▶ **Exercise aim**
Extract every line that contains the word "Resolve".

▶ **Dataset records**
• • • • •

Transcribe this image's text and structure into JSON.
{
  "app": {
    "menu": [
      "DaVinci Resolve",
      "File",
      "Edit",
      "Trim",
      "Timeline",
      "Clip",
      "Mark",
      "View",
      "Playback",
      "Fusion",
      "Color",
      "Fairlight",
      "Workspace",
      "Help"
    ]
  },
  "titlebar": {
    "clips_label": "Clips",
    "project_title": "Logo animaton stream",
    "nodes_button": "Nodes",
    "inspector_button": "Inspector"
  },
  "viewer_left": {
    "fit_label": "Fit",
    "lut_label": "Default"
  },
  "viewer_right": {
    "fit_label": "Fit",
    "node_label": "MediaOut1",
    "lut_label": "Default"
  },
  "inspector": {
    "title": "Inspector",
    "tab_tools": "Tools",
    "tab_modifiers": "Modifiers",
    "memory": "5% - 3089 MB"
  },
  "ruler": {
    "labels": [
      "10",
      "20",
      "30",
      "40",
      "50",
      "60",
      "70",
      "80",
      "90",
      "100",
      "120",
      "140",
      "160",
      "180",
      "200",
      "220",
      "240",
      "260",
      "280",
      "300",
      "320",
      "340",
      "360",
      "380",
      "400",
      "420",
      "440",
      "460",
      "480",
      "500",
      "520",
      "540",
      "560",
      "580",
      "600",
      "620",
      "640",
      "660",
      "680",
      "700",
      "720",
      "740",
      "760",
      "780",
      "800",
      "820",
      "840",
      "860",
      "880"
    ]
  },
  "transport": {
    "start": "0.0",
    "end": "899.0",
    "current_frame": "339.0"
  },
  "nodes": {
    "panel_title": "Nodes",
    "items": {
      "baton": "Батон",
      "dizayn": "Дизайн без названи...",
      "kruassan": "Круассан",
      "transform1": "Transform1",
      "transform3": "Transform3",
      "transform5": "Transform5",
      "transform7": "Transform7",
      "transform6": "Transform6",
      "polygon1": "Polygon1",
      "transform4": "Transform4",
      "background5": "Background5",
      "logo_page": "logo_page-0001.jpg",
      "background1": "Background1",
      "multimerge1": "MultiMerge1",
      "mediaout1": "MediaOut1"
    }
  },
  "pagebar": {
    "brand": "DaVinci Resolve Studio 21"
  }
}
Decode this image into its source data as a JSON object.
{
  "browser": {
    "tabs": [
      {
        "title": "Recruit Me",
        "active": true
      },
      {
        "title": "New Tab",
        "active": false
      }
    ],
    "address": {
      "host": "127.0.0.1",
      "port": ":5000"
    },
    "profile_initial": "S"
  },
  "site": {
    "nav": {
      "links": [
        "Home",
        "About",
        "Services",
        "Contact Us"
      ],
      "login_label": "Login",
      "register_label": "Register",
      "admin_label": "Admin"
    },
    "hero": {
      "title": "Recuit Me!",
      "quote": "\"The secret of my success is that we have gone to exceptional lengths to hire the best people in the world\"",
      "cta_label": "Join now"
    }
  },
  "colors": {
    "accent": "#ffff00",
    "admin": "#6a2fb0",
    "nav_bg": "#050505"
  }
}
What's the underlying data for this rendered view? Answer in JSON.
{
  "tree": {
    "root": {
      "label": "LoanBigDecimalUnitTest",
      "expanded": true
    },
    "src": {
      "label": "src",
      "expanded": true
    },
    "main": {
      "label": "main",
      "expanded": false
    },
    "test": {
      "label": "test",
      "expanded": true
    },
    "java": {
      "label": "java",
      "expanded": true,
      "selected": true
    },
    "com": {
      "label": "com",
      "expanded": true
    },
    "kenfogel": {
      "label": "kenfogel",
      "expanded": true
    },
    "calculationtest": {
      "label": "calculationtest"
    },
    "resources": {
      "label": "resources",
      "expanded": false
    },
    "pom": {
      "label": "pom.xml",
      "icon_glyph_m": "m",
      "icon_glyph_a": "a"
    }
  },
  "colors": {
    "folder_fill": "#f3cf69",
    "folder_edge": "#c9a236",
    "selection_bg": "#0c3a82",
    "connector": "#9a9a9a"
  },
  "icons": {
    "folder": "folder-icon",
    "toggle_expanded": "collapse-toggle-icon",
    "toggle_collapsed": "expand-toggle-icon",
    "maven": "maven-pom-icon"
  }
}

• • • • •

▶ **Right answer**
      "DaVinci Resolve",
    "brand": "DaVinci Resolve Studio 21"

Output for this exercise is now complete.